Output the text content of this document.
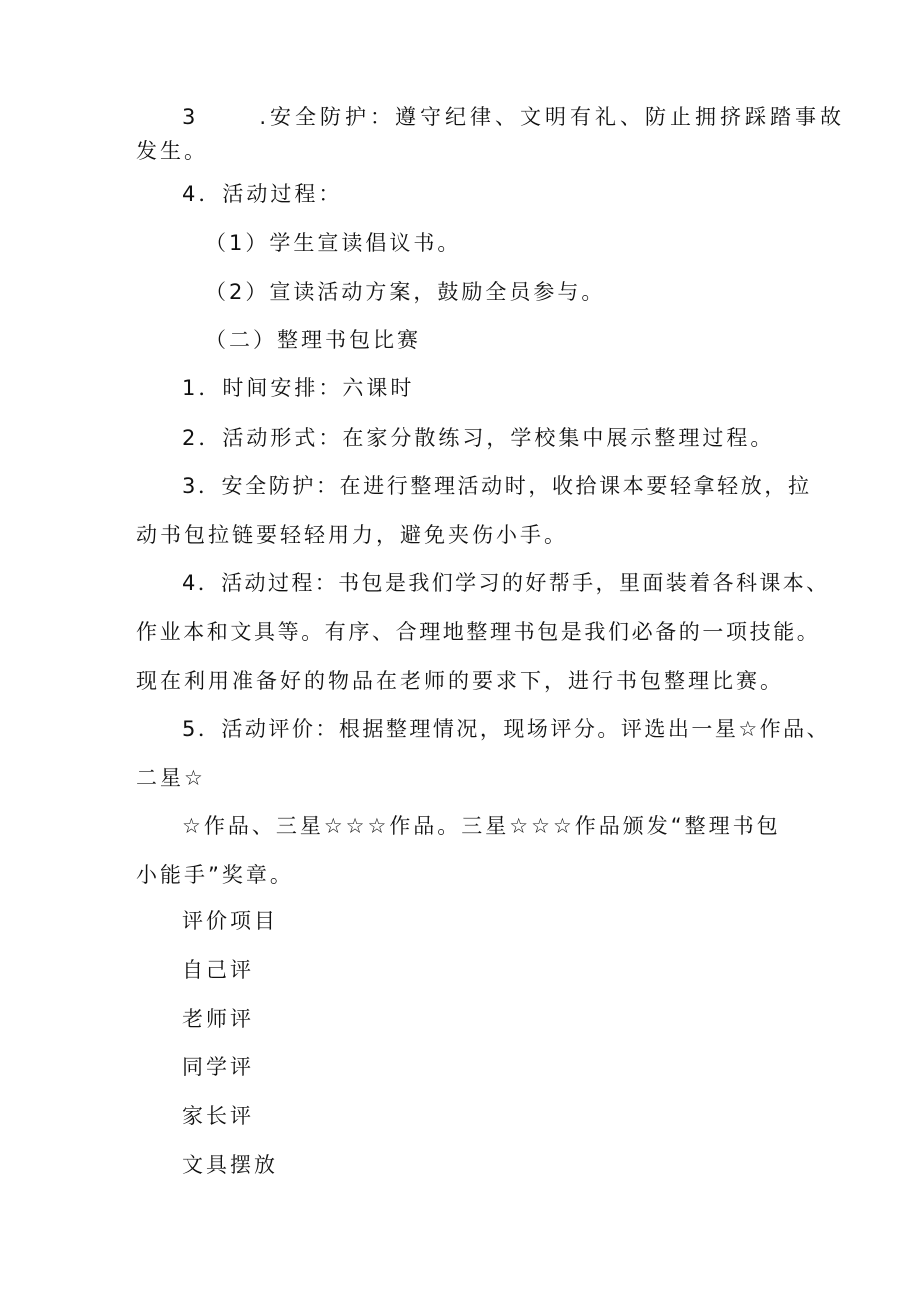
3	.安全防护：遵守纪律、文明有礼、防止拥挤踩踏事故
发生。
4．活动过程：
（1）学生宣读倡议书。
（2）宣读活动方案，鼓励全员参与。
（二）整理书包比赛
1．时间安排：六课时
2．活动形式：在家分散练习，学校集中展示整理过程。
3．安全防护：在进行整理活动时，收拾课本要轻拿轻放，拉
动书包拉链要轻轻用力，避免夹伤小手。
4．活动过程：书包是我们学习的好帮手，里面装着各科课本、
作业本和文具等。有序、合理地整理书包是我们必备的一项技能。
现在利用准备好的物品在老师的要求下，进行书包整理比赛。
5．活动评价：根据整理情况，现场评分。评选出一星☆作品、
二星☆
☆作品、三星☆☆☆作品。三星☆☆☆作品颁发“整理书包
小能手”奖章。
评价项目
自己评
老师评
同学评
家长评
文具摆放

───

Lines in the records that hold the word "安全防护" are to be counted; give only the total.

2